## RECORDS FOR PROCESSING
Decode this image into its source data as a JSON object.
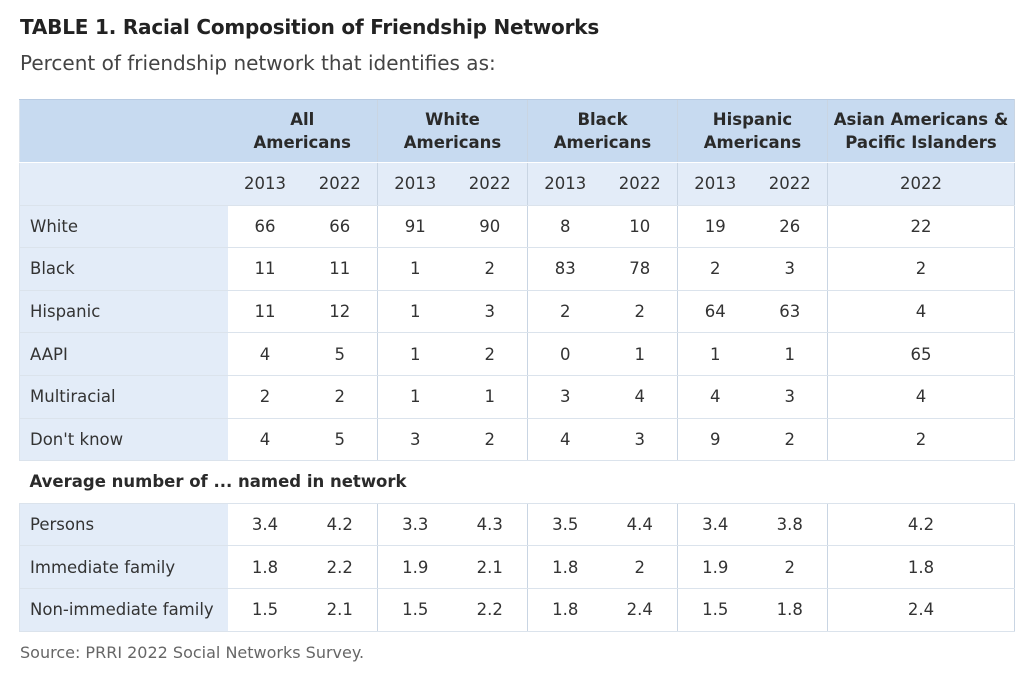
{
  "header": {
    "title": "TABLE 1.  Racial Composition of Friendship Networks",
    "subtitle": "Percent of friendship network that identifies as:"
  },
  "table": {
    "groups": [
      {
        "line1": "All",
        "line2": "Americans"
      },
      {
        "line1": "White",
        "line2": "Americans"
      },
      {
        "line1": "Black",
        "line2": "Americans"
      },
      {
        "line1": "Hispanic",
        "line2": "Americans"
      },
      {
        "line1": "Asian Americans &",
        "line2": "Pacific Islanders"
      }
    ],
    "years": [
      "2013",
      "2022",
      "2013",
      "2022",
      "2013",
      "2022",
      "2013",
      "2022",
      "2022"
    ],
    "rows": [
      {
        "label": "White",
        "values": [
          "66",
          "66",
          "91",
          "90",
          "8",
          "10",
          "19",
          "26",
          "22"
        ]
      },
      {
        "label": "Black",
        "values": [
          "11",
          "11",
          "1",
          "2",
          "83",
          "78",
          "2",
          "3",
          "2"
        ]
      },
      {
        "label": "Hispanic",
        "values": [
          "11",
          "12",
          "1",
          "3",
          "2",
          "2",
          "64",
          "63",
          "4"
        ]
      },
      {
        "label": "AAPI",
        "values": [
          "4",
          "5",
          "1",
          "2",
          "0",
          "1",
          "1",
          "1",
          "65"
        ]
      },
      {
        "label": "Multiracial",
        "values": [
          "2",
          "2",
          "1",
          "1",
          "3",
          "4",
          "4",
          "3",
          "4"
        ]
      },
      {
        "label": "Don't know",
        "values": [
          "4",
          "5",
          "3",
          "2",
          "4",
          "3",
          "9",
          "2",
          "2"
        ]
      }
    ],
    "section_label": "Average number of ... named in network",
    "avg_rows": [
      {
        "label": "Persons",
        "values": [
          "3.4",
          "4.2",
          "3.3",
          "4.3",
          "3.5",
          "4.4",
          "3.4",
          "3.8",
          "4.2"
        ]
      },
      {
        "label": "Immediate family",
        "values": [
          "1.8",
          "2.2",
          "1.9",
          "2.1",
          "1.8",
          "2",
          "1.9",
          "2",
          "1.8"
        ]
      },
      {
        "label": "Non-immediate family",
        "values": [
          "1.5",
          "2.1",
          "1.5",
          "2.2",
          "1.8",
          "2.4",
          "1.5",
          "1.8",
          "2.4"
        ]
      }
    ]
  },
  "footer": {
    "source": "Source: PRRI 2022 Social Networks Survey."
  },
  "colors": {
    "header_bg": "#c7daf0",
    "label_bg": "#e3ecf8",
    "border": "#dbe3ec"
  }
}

## WHAT THIS TASK INVOLVES
Give only the number of lines above that hold the string "Networks".

## WRITTEN REPLY
2